→ **DATASET**
------------------------

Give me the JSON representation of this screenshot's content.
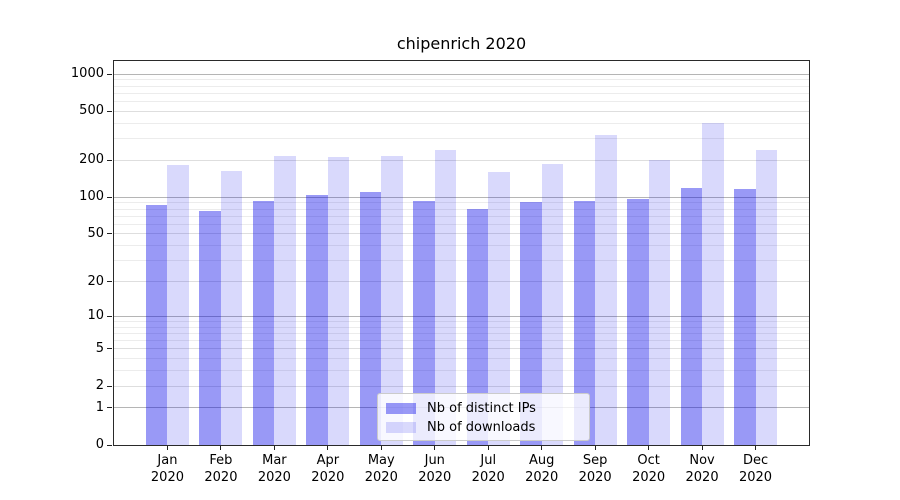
{
  "chart_data": {
    "type": "bar",
    "title": "chipenrich 2020",
    "xlabel": "",
    "ylabel": "",
    "year": "2020",
    "categories": [
      "Jan",
      "Feb",
      "Mar",
      "Apr",
      "May",
      "Jun",
      "Jul",
      "Aug",
      "Sep",
      "Oct",
      "Nov",
      "Dec"
    ],
    "series": [
      {
        "name": "Nb of distinct IPs",
        "color": "rgba(0,0,232,0.40)",
        "values": [
          86,
          78,
          93,
          104,
          110,
          93,
          80,
          91,
          94,
          97,
          120,
          118
        ]
      },
      {
        "name": "Nb of downloads",
        "color": "rgba(0,0,232,0.15)",
        "values": [
          183,
          163,
          218,
          212,
          218,
          241,
          160,
          188,
          319,
          201,
          400,
          242
        ]
      }
    ],
    "yscale": "log1p",
    "ylim": [
      0,
      1280
    ],
    "yticks": [
      1000,
      500,
      200,
      100,
      50,
      20,
      10,
      5,
      2,
      1,
      0
    ],
    "grid": "horizontal",
    "grid_values": {
      "major": [
        1,
        10,
        100,
        1000
      ],
      "mid": [
        2,
        5,
        20,
        50,
        200,
        500
      ],
      "minor": [
        3,
        4,
        6,
        7,
        8,
        9,
        30,
        40,
        60,
        70,
        80,
        90,
        300,
        400,
        600,
        700,
        800,
        900
      ]
    },
    "grid_colors": {
      "major": "#b5b5b5",
      "mid": "#dedede",
      "minor": "#ececec"
    },
    "legend_position": "lower-center-inside",
    "colors": {
      "spine": "#2a2a2a",
      "text": "#000000",
      "background": "#ffffff"
    }
  }
}
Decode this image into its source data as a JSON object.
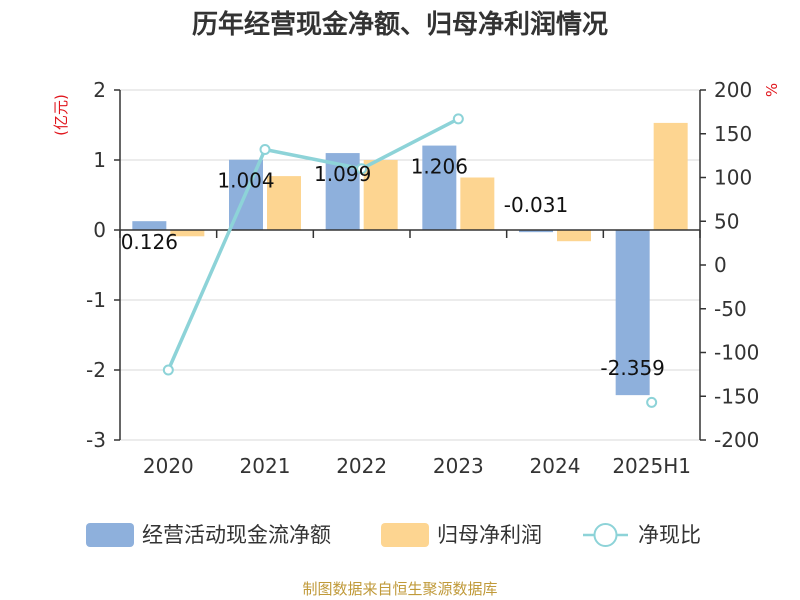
{
  "title": "历年经营现金净额、归母净利润情况",
  "source": "制图数据来自恒生聚源数据库",
  "colors": {
    "cash": "#8eb0dc",
    "profit": "#fdd591",
    "ratio": "#8dd3d8",
    "unit": "#e0151c",
    "zero_line": "#333333",
    "axis": "#333333",
    "source": "#c09a3a"
  },
  "chart_data": {
    "type": "bar",
    "categories": [
      "2020",
      "2021",
      "2022",
      "2023",
      "2024",
      "2025H1"
    ],
    "left_axis": {
      "unit": "(亿元)",
      "ylim": [
        -3,
        2
      ],
      "ticks": [
        "2",
        "1",
        "0",
        "-1",
        "-2",
        "-3"
      ]
    },
    "right_axis": {
      "unit": "%",
      "ylim": [
        -200,
        200
      ],
      "ticks": [
        "200",
        "150",
        "100",
        "50",
        "0",
        "-50",
        "-100",
        "-150",
        "-200"
      ]
    },
    "grid": true,
    "legend_position": "bottom",
    "series": [
      {
        "name": "经营活动现金流净额",
        "type": "bar",
        "axis": "left",
        "values": [
          0.126,
          1.004,
          1.099,
          1.206,
          -0.031,
          -2.359
        ],
        "labels": [
          "0.126",
          "1.004",
          "1.099",
          "1.206",
          "-0.031",
          "-2.359"
        ]
      },
      {
        "name": "归母净利润",
        "type": "bar",
        "axis": "left",
        "values": [
          -0.09,
          0.77,
          1.0,
          0.75,
          -0.16,
          1.53
        ]
      },
      {
        "name": "净现比",
        "type": "line",
        "axis": "right",
        "values": [
          -120,
          132,
          110,
          167,
          null,
          -157
        ]
      }
    ]
  }
}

------------------------

→ **STATED GOAL**
Return each line exactly as written. Any picture gets left out.

→ **EXERCISE RESULT**
Give me the JSON representation of this screenshot's content.
{
  "chart_data": {
    "type": "bar",
    "title": "chipenrich 2020",
    "xlabel": "",
    "ylabel": "",
    "year": "2020",
    "categories": [
      "Jan",
      "Feb",
      "Mar",
      "Apr",
      "May",
      "Jun",
      "Jul",
      "Aug",
      "Sep",
      "Oct",
      "Nov",
      "Dec"
    ],
    "series": [
      {
        "name": "Nb of distinct IPs",
        "color": "rgba(0,0,232,0.40)",
        "values": [
          86,
          78,
          93,
          104,
          110,
          93,
          80,
          91,
          94,
          97,
          120,
          118
        ]
      },
      {
        "name": "Nb of downloads",
        "color": "rgba(0,0,232,0.15)",
        "values": [
          183,
          163,
          218,
          212,
          218,
          241,
          160,
          188,
          319,
          201,
          400,
          242
        ]
      }
    ],
    "yscale": "log1p",
    "ylim": [
      0,
      1280
    ],
    "yticks": [
      1000,
      500,
      200,
      100,
      50,
      20,
      10,
      5,
      2,
      1,
      0
    ],
    "grid": "horizontal",
    "grid_values": {
      "major": [
        1,
        10,
        100,
        1000
      ],
      "mid": [
        2,
        5,
        20,
        50,
        200,
        500
      ],
      "minor": [
        3,
        4,
        6,
        7,
        8,
        9,
        30,
        40,
        60,
        70,
        80,
        90,
        300,
        400,
        600,
        700,
        800,
        900
      ]
    },
    "grid_colors": {
      "major": "#b5b5b5",
      "mid": "#dedede",
      "minor": "#ececec"
    },
    "legend_position": "lower-center-inside",
    "colors": {
      "spine": "#2a2a2a",
      "text": "#000000",
      "background": "#ffffff"
    }
  }
}
Decode this image into its source data as a JSON object.
{
  "title": "历年经营现金净额、归母净利润情况",
  "source": "制图数据来自恒生聚源数据库",
  "colors": {
    "cash": "#8eb0dc",
    "profit": "#fdd591",
    "ratio": "#8dd3d8",
    "unit": "#e0151c",
    "zero_line": "#333333",
    "axis": "#333333",
    "source": "#c09a3a"
  },
  "chart_data": {
    "type": "bar",
    "categories": [
      "2020",
      "2021",
      "2022",
      "2023",
      "2024",
      "2025H1"
    ],
    "left_axis": {
      "unit": "(亿元)",
      "ylim": [
        -3,
        2
      ],
      "ticks": [
        "2",
        "1",
        "0",
        "-1",
        "-2",
        "-3"
      ]
    },
    "right_axis": {
      "unit": "%",
      "ylim": [
        -200,
        200
      ],
      "ticks": [
        "200",
        "150",
        "100",
        "50",
        "0",
        "-50",
        "-100",
        "-150",
        "-200"
      ]
    },
    "grid": true,
    "legend_position": "bottom",
    "series": [
      {
        "name": "经营活动现金流净额",
        "type": "bar",
        "axis": "left",
        "values": [
          0.126,
          1.004,
          1.099,
          1.206,
          -0.031,
          -2.359
        ],
        "labels": [
          "0.126",
          "1.004",
          "1.099",
          "1.206",
          "-0.031",
          "-2.359"
        ]
      },
      {
        "name": "归母净利润",
        "type": "bar",
        "axis": "left",
        "values": [
          -0.09,
          0.77,
          1.0,
          0.75,
          -0.16,
          1.53
        ]
      },
      {
        "name": "净现比",
        "type": "line",
        "axis": "right",
        "values": [
          -120,
          132,
          110,
          167,
          null,
          -157
        ]
      }
    ]
  }
}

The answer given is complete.